__STATED PROBLEM__
Filter for the word "baseline" and keep each matching line.

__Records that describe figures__
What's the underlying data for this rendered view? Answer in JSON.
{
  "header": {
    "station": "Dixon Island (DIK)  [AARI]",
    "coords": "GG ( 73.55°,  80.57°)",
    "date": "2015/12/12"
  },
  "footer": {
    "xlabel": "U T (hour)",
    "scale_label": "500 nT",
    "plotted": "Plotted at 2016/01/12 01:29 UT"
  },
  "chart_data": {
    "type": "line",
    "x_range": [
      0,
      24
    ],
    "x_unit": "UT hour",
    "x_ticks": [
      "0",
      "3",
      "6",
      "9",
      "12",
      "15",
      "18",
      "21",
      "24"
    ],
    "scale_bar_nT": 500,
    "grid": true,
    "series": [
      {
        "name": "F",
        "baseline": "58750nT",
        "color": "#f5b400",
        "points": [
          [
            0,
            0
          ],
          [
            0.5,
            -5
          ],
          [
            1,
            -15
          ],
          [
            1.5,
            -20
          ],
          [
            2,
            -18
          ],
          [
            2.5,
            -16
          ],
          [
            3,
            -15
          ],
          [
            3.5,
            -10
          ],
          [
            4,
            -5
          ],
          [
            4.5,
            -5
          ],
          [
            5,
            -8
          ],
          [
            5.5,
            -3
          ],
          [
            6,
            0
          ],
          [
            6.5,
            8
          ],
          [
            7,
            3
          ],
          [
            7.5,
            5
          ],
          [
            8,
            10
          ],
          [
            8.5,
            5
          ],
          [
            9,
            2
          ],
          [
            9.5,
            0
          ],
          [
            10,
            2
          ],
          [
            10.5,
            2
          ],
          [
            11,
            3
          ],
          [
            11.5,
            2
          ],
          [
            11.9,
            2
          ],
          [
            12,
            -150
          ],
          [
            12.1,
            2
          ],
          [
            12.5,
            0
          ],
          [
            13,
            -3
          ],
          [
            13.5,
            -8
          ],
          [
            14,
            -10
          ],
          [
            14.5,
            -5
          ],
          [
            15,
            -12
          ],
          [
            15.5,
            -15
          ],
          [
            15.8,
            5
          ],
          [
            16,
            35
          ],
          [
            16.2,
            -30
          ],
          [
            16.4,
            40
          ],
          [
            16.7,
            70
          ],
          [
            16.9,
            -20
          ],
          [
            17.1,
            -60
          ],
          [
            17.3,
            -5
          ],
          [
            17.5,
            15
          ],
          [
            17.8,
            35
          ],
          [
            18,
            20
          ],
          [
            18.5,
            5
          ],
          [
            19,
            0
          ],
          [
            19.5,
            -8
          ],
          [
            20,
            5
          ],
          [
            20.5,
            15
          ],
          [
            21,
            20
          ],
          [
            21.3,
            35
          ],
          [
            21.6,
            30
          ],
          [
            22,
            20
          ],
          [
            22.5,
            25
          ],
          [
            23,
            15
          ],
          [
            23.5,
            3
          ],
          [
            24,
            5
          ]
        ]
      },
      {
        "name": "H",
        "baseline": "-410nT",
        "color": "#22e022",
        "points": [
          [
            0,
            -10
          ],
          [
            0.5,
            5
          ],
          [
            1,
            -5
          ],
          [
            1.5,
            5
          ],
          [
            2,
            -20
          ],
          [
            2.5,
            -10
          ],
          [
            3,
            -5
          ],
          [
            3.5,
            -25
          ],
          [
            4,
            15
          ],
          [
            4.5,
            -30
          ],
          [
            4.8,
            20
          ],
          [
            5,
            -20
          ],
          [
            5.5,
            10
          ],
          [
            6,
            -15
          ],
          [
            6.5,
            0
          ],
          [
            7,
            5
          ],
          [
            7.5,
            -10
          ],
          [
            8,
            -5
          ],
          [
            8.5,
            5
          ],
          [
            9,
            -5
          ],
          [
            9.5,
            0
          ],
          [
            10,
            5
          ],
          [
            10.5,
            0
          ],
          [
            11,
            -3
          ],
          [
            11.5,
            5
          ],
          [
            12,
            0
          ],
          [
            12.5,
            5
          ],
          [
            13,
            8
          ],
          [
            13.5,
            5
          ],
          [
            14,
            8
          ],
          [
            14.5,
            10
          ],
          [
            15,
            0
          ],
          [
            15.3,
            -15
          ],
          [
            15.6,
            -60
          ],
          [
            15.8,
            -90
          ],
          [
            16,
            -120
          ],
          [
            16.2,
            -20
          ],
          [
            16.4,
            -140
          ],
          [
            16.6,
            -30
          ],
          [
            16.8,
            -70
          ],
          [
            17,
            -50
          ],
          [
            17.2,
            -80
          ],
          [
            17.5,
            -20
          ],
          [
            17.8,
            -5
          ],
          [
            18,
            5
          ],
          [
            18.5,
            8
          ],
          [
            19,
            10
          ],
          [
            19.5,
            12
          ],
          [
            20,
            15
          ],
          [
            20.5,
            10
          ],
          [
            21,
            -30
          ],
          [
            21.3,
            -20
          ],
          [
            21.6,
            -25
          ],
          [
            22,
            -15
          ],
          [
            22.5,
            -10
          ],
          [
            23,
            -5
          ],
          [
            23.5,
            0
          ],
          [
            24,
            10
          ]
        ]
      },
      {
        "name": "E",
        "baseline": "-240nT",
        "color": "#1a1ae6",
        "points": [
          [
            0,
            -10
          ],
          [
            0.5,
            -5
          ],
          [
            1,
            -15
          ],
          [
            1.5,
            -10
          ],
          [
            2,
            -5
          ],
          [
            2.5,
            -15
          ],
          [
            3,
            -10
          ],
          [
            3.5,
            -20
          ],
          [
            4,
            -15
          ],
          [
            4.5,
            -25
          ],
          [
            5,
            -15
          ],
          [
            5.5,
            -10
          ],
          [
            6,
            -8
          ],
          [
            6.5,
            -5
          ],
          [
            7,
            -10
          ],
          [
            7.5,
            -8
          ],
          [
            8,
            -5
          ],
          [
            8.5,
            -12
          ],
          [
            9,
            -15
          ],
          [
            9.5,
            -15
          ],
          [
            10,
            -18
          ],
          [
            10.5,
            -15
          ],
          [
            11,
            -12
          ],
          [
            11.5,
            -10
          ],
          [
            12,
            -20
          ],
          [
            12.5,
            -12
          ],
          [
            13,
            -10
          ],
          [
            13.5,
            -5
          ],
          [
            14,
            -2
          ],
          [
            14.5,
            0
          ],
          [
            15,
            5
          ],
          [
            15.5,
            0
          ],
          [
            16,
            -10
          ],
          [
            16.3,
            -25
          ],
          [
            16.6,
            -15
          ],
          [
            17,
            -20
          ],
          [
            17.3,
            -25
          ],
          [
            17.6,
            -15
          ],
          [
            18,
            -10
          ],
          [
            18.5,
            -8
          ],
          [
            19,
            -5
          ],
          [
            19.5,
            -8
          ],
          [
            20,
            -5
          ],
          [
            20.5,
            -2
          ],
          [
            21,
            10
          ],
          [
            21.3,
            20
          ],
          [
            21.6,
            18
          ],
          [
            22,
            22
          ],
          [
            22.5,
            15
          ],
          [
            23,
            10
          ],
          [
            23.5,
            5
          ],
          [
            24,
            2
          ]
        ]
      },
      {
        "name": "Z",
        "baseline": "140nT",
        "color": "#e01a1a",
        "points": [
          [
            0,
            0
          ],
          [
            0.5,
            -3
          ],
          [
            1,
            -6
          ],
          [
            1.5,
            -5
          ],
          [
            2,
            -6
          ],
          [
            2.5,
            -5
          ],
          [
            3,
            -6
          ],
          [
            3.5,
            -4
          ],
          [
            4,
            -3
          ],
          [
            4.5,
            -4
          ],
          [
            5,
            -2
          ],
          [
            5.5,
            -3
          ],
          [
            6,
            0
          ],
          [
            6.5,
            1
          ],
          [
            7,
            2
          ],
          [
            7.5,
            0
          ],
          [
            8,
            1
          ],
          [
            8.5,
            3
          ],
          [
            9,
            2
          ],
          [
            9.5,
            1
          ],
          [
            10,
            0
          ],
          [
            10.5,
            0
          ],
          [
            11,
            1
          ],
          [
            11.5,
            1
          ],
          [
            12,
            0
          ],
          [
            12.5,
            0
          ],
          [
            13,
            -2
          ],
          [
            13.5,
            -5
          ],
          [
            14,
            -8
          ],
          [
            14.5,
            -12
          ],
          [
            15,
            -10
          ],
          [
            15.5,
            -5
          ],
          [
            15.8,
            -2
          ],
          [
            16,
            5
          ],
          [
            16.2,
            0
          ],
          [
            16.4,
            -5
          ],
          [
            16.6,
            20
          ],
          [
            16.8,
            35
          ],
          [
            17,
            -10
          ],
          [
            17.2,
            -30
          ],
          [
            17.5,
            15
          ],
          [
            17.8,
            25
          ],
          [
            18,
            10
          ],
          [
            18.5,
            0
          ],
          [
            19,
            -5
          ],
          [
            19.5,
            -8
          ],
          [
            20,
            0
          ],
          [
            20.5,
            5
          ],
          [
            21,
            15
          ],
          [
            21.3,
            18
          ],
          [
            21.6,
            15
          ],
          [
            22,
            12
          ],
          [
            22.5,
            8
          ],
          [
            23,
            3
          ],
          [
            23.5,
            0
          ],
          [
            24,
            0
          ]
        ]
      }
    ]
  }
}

__RESPONSE TO THIS TASK__
        "baseline": "58750nT",
        "baseline": "-410nT",
        "baseline": "-240nT",
        "baseline": "140nT",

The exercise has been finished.